### What is being asked
Tally the lines in the data that follows that include the word "Weight", and report nothing but the total.

### Data rows
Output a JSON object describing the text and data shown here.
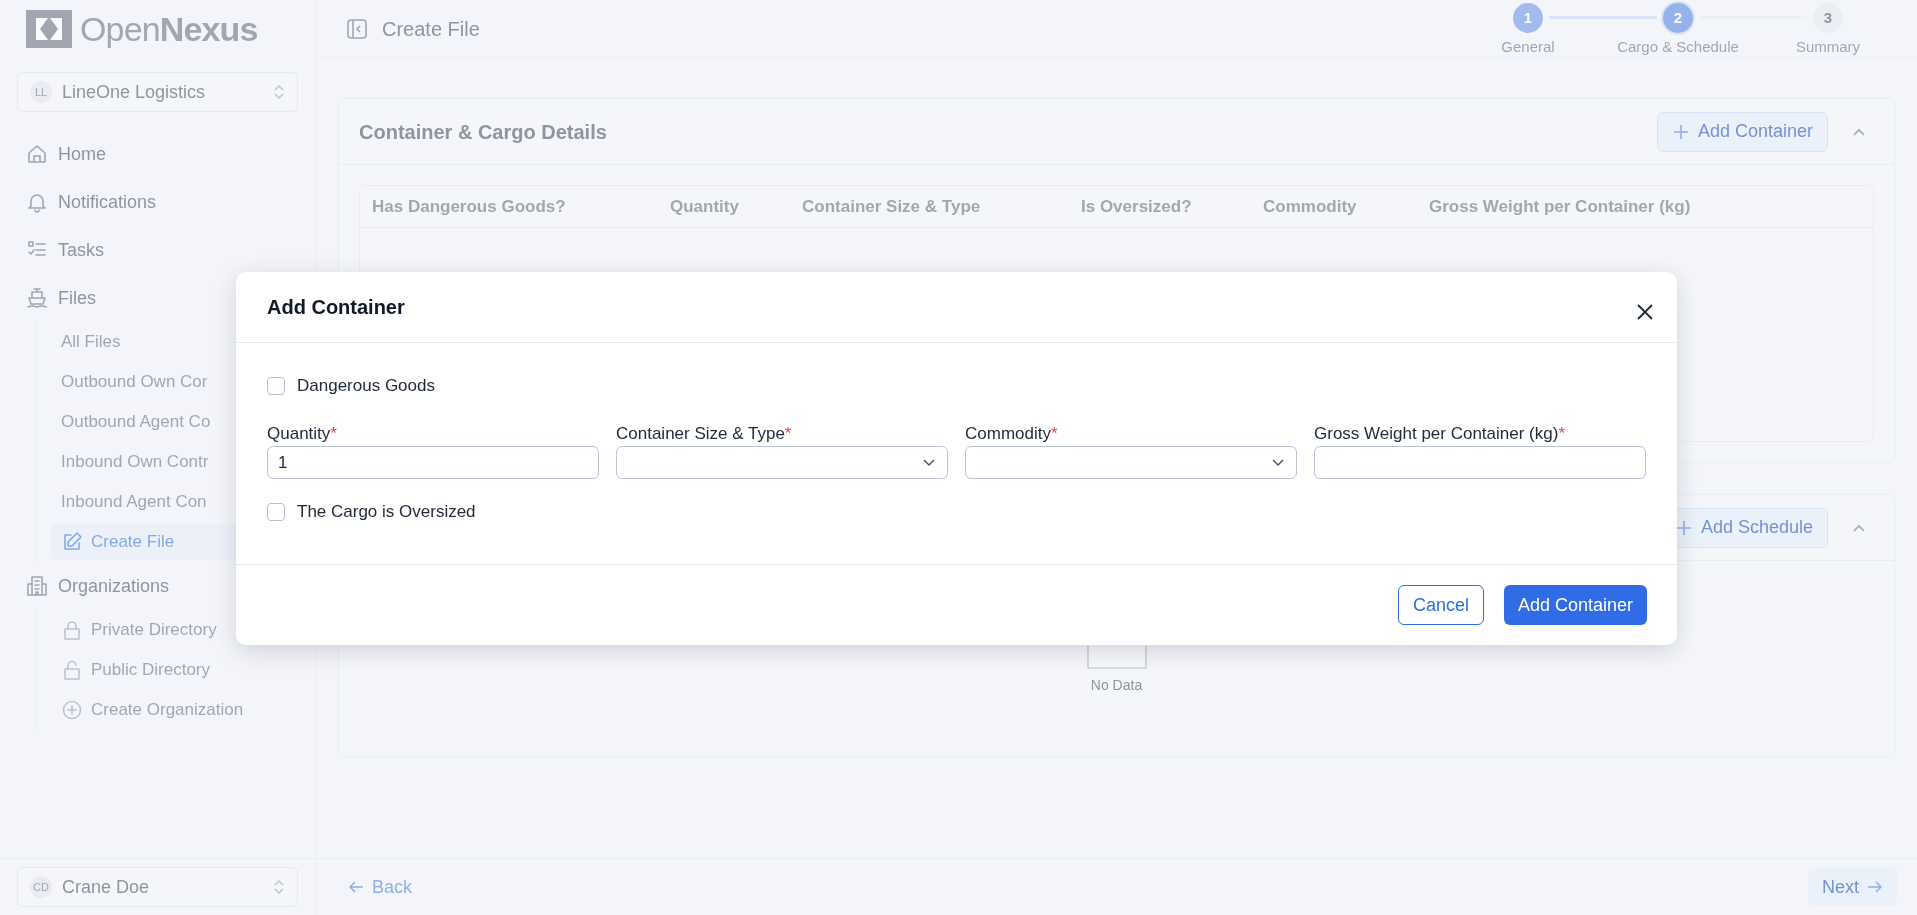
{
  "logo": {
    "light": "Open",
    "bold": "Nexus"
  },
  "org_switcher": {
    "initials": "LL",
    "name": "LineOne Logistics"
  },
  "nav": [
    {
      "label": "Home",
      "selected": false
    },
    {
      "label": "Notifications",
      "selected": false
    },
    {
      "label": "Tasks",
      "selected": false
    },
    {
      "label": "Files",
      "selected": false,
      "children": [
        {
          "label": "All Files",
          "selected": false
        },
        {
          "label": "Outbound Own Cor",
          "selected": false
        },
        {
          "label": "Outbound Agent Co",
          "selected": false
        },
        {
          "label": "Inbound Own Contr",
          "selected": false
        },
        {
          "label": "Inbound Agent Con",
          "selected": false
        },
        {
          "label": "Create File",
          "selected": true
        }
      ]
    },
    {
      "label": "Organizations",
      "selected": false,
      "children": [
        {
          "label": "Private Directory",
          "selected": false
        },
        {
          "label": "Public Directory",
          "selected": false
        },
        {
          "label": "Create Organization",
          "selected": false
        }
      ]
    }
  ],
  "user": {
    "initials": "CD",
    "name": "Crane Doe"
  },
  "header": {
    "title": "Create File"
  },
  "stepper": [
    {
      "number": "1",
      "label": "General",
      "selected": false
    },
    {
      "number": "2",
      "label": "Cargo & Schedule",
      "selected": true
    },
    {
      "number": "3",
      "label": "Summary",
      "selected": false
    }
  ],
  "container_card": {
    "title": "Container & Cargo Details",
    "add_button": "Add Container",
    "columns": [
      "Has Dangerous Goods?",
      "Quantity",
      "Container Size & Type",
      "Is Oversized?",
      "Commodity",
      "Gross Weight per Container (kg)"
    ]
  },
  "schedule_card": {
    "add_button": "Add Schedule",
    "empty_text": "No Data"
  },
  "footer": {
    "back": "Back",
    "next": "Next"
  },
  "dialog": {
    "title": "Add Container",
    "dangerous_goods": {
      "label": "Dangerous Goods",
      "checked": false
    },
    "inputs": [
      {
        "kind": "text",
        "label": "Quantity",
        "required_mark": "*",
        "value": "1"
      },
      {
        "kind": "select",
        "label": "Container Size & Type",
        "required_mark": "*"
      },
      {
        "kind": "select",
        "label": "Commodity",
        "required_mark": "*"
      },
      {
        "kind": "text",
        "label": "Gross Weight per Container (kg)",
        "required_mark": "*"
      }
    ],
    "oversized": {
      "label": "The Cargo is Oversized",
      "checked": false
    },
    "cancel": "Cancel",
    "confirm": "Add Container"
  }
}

==

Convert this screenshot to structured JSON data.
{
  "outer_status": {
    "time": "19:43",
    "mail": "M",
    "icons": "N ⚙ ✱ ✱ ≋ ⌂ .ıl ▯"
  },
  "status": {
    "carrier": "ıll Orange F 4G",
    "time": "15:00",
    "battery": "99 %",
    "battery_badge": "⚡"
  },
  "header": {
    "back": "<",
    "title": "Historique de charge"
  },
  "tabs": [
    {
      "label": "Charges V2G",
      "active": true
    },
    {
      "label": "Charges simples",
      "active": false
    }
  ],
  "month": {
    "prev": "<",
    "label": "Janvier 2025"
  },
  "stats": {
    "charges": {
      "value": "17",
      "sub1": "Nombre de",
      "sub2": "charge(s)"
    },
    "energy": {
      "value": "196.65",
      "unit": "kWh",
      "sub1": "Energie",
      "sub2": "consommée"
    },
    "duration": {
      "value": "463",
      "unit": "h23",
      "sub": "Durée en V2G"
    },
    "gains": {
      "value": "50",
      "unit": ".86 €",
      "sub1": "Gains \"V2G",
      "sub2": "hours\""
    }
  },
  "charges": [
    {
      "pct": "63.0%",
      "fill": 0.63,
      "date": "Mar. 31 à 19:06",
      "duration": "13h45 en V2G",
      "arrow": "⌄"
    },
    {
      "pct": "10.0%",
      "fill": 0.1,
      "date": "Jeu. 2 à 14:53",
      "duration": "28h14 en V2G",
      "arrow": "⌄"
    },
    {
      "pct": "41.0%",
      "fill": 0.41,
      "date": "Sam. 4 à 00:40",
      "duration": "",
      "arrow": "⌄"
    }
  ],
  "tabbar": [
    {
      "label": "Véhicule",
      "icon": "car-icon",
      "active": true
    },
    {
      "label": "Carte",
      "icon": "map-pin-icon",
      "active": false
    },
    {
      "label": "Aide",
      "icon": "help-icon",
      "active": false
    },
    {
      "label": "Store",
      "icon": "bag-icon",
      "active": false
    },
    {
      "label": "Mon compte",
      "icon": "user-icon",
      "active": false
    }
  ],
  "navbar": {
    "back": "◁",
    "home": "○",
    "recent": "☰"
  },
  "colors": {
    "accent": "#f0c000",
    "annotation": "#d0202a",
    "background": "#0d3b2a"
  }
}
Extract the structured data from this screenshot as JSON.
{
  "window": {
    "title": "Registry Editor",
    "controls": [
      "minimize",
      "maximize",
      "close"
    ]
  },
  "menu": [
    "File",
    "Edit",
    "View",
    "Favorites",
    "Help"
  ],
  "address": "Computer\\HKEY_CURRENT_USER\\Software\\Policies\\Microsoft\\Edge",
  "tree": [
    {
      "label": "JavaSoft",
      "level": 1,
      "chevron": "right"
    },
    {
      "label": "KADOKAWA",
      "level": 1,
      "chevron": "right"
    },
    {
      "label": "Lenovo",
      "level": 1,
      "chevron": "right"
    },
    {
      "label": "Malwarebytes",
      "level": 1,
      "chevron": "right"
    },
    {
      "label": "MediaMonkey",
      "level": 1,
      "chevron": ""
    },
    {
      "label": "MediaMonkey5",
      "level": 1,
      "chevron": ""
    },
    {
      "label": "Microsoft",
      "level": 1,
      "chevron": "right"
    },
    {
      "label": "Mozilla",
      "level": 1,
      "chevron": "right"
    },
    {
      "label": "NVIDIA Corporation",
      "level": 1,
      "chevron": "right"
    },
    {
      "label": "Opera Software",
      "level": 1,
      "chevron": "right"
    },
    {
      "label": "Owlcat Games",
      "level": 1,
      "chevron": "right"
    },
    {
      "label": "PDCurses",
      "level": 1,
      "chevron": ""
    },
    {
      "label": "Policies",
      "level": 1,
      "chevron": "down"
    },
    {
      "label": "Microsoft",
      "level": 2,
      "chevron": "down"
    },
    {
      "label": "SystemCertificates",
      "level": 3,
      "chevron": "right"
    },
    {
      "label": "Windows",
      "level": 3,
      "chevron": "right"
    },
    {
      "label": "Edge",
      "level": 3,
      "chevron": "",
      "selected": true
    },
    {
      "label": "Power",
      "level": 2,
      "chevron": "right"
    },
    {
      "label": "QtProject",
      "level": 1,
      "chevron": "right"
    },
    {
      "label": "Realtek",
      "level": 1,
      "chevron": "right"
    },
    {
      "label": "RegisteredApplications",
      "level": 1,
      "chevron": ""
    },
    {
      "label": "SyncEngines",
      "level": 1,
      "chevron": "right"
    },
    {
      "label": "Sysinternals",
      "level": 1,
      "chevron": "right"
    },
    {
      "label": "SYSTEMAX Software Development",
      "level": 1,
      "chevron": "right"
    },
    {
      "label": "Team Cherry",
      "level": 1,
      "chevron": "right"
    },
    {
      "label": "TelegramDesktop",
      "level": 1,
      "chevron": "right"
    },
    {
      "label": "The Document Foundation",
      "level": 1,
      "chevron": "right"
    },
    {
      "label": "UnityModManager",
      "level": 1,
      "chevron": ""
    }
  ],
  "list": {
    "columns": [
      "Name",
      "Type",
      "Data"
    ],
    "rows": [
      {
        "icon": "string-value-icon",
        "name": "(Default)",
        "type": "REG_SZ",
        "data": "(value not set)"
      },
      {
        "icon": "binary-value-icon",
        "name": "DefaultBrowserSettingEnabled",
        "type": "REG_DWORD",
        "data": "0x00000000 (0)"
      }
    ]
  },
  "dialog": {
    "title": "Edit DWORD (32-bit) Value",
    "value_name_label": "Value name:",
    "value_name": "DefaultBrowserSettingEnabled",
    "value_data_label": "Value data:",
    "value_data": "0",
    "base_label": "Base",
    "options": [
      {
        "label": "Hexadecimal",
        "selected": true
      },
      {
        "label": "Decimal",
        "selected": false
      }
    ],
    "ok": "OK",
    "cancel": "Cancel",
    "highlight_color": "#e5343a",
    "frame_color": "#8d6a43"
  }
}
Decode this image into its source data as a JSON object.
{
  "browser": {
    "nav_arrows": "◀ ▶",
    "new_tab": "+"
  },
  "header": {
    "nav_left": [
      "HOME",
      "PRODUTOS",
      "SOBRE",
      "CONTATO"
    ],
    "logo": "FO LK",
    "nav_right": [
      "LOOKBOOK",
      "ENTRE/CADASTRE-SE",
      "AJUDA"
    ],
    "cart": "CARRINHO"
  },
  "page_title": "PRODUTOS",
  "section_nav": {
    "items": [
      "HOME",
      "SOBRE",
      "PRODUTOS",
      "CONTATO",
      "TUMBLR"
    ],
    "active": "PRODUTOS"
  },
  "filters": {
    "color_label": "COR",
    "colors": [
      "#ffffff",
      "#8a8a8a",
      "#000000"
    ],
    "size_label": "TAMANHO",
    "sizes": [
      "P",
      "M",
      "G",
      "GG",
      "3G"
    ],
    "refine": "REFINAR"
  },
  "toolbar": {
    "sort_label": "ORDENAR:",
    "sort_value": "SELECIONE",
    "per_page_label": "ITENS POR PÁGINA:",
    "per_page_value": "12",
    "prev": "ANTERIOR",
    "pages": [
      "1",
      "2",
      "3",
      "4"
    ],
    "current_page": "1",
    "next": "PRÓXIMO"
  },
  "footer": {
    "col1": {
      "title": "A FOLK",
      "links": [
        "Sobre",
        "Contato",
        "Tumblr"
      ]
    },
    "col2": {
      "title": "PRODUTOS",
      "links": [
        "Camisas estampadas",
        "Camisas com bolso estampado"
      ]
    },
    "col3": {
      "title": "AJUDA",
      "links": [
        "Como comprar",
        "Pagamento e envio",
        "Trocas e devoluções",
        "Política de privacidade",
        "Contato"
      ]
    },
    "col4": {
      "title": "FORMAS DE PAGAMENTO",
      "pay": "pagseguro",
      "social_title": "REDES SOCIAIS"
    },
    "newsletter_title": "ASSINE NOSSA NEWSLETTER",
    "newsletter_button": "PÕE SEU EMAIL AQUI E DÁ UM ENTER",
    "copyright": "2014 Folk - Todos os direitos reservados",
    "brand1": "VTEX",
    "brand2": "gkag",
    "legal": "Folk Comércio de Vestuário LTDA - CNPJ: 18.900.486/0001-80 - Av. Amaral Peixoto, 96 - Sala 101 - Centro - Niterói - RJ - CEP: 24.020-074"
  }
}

---

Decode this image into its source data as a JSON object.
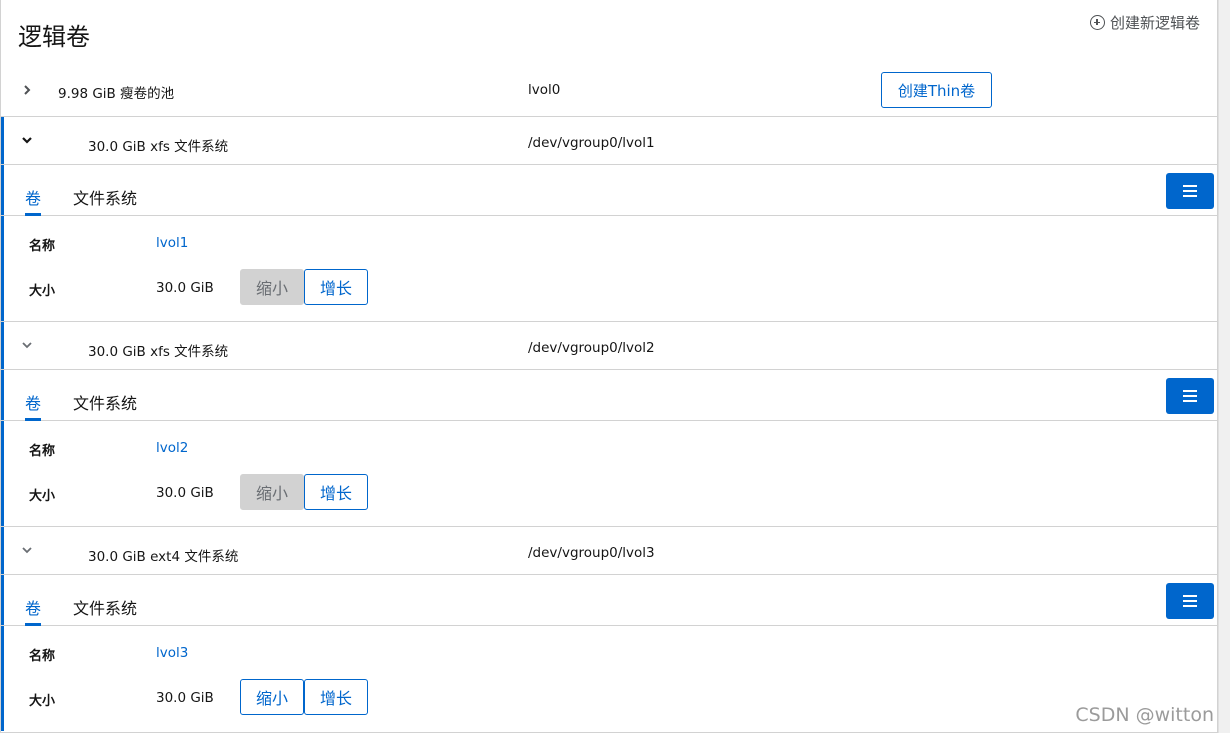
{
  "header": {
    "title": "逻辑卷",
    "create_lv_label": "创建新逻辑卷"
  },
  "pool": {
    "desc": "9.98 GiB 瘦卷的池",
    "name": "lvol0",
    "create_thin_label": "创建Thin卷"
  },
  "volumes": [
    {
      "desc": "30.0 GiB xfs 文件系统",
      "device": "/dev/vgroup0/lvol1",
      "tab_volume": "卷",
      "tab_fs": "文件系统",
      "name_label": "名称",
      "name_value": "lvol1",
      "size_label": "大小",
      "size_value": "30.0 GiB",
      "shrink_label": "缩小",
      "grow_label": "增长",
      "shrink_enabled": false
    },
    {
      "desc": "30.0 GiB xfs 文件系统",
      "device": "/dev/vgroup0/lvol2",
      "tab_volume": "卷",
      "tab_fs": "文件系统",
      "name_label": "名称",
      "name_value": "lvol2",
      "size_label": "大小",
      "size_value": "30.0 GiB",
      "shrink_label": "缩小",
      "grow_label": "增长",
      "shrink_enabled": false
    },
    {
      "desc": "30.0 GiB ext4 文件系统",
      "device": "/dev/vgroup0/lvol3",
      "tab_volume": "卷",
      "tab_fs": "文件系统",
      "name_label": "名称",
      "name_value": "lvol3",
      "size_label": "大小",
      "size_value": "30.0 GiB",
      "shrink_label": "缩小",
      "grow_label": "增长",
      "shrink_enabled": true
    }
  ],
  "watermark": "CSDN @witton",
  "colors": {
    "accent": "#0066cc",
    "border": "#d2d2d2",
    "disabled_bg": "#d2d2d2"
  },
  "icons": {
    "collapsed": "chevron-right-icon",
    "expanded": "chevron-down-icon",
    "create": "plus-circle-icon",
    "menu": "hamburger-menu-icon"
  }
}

### Result below
2